Afternoon Snack (400-500 calories)

A homemade smoothie. Blend a cup of whole milk or soy milk, a banana, two tablespoons of protein powder, two tablespoons of wheat germ, and a tablespoon of nut butter or flaxseed oil. A shake like this can easily reach 500 calories and 30 or more grams of protein. Liquid calories are a game-changer for people who struggle to eat enough solid food, because they bypass much of the fullness that a large meal creates.

Dinner (650-750 calories)

A stir-fry with ground beef or tofu, brown rice, and a variety of vegetables cooked in peanut or olive oil. Using oil liberally during cooking is one of the simplest calorie boosts available: a single tablespoon of olive oil adds 120 calories without changing the volume of your meal.

Before Bed (200-300 calories)

A cup of Greek yogurt or cottage cheese with a sprinkle of chia seeds and a drizzle of honey. Eating protein before sleep has a measurable effect on overnight muscle repair. One study found that muscle protein synthesis rates were about 22 percent higher during sleep when participants consumed protein beforehand compared to a placebo. Slow-digesting protein sources like yogurt, cottage cheese, or a casein-based shake are ideal here because they release amino acids gradually through the night.

Why Meal Frequency Matters Less Than You Think

You’ll often hear that you need to eat six small meals a day to gain weight. A systematic review of randomized controlled trials found that meal frequency alone does not significantly affect total energy intake. What matters far more is hitting your daily calorie and protein targets, however many meals that takes. Some people do better with three large meals and two snacks. Others prefer four equally sized meals. The best schedule is the one you’ll actually stick with.

That said, eating more frequently can be a practical tool if large meals make you uncomfortably full. Splitting 3,000 calories across five or six sittings means each one is only 500 to 600 calories, which most people can manage comfortably.

Strength Training Changes Where the Weight Goes

A caloric surplus without exercise will add weight, but a larger share of it will be fat. When untrained men combined a calorie surplus with eight weeks of resistance training, they gained fat-free mass without adding body fat, meaning the extra calories went entirely toward building lean tissue. Without that training stimulus, the same surplus stores more of its energy as fat. Even a basic program hitting each major muscle group two to three times per week is enough to shift the ratio dramatically in favor of muscle.

= PROBLEMS TO WORK ON =
A - Please write out the part of the weight-gain text above that opens with the words containing "A homemade smoothie." and closes with "Bed (200-300 calories)".
B - In the weight-gain text, how many calories does a single tablespoon of olive oil add?

= GIVEN RECORDS =
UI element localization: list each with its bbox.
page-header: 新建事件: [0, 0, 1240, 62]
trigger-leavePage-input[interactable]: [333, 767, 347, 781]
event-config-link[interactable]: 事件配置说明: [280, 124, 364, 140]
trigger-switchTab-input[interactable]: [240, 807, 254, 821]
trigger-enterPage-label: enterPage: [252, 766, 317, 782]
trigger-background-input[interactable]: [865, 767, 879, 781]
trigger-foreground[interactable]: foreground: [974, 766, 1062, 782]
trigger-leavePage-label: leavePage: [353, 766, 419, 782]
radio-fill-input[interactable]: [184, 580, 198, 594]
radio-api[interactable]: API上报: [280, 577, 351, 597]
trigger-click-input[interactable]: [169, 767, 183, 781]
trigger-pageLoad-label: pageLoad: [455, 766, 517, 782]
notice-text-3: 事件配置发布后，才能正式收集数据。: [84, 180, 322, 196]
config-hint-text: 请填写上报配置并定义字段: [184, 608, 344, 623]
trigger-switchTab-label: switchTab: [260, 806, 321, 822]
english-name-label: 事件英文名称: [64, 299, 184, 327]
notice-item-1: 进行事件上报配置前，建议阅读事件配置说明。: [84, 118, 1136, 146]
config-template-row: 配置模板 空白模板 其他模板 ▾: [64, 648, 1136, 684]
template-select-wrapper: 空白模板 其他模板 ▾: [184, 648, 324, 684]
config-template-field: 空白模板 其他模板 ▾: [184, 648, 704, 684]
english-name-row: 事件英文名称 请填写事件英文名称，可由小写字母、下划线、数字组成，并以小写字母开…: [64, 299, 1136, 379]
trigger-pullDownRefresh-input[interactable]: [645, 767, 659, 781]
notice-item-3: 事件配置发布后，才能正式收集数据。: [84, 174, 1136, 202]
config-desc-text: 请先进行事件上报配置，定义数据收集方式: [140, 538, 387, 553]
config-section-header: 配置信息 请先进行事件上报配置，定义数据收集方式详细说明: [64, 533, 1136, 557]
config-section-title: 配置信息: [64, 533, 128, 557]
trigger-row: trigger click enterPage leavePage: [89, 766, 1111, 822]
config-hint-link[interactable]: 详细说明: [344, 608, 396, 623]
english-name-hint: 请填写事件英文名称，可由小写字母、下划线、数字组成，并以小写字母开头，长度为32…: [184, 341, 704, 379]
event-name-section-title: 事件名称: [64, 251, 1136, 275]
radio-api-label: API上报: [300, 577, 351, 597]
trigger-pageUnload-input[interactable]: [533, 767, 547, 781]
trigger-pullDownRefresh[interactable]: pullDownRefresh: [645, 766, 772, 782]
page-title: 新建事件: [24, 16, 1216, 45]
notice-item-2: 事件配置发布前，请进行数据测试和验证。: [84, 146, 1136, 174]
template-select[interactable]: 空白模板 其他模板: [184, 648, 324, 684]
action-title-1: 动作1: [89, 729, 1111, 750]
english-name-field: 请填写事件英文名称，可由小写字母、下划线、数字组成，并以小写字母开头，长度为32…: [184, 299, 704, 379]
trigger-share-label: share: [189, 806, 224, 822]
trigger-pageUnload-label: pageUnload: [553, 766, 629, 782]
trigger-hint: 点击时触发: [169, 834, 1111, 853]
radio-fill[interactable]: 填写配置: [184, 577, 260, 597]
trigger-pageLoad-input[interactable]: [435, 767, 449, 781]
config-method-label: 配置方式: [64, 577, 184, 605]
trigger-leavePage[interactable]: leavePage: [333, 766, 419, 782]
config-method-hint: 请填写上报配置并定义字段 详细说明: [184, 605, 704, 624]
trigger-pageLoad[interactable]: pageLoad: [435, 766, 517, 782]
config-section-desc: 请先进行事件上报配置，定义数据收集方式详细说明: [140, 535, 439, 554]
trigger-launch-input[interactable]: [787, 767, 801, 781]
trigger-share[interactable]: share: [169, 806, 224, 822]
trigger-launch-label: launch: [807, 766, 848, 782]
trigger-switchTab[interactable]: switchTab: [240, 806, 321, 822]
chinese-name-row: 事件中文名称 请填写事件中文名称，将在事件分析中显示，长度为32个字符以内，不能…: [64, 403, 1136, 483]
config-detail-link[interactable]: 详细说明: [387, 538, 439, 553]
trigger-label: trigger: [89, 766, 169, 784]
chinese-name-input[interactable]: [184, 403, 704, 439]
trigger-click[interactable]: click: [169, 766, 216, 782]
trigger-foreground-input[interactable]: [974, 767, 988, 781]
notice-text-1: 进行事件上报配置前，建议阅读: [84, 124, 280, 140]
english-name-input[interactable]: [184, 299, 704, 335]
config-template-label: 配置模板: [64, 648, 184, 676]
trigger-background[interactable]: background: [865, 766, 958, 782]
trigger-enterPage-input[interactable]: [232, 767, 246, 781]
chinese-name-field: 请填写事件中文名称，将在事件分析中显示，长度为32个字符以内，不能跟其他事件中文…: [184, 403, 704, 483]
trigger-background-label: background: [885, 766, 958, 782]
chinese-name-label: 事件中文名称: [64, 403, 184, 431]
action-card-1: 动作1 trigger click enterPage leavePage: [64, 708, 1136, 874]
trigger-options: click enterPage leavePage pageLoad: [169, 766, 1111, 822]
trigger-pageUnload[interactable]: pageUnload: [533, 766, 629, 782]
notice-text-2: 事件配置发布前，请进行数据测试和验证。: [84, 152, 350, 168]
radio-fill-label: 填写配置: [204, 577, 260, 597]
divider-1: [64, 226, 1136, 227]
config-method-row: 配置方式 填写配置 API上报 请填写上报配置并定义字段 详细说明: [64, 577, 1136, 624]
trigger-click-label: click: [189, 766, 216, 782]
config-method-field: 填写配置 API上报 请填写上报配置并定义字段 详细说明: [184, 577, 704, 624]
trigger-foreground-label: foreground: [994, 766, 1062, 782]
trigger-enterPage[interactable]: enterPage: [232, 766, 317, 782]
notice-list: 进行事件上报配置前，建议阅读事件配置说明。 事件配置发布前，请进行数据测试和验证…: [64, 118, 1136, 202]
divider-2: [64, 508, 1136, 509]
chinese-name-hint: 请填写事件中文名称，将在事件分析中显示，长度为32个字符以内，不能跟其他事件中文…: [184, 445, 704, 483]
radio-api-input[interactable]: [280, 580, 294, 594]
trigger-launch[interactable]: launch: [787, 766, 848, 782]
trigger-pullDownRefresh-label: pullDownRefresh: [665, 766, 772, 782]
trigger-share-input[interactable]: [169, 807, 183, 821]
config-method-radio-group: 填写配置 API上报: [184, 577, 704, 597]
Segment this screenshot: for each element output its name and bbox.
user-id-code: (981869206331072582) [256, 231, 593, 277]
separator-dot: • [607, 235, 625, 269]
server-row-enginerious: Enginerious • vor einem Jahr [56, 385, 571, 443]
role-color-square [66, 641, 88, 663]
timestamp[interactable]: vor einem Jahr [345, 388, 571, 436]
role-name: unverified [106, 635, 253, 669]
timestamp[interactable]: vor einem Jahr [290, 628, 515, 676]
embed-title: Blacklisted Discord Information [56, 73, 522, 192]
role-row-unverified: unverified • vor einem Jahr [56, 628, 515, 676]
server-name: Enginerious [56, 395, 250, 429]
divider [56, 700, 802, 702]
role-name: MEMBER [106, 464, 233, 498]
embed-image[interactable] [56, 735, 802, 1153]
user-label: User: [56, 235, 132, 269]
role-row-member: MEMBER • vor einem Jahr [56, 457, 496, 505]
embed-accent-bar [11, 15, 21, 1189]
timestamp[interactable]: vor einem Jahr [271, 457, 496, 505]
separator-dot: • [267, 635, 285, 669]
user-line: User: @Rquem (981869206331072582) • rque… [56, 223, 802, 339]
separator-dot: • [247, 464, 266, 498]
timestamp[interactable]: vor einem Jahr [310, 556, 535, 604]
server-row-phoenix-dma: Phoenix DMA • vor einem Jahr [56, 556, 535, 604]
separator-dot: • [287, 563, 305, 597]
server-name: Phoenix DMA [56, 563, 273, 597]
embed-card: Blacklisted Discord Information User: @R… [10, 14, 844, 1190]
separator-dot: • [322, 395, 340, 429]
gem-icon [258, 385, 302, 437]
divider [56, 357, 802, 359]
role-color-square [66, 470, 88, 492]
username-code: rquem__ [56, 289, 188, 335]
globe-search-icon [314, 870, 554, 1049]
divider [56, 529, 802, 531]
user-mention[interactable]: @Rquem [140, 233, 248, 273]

= RESULTS OF THE TASKS =
A -
A homemade smoothie. Blend a cup of whole milk or soy milk, a banana, two tablespoons of protein powder, two tablespoons of wheat germ, and a tablespoon of nut butter or flaxseed oil. A shake like this can easily reach 500 calories and 30 or more grams of protein. Liquid calories are a game-changer for people who struggle to eat enough solid food, because they bypass much of the fullness that a large meal creates.

Dinner (650-750 calories)

A stir-fry with ground beef or tofu, brown rice, and a variety of vegetables cooked in peanut or olive oil. Using oil liberally during cooking is one of the simplest calorie boosts available: a single tablespoon of olive oil adds 120 calories without changing the volume of your meal.

Before Bed (200-300 calories)

B - 120 calories.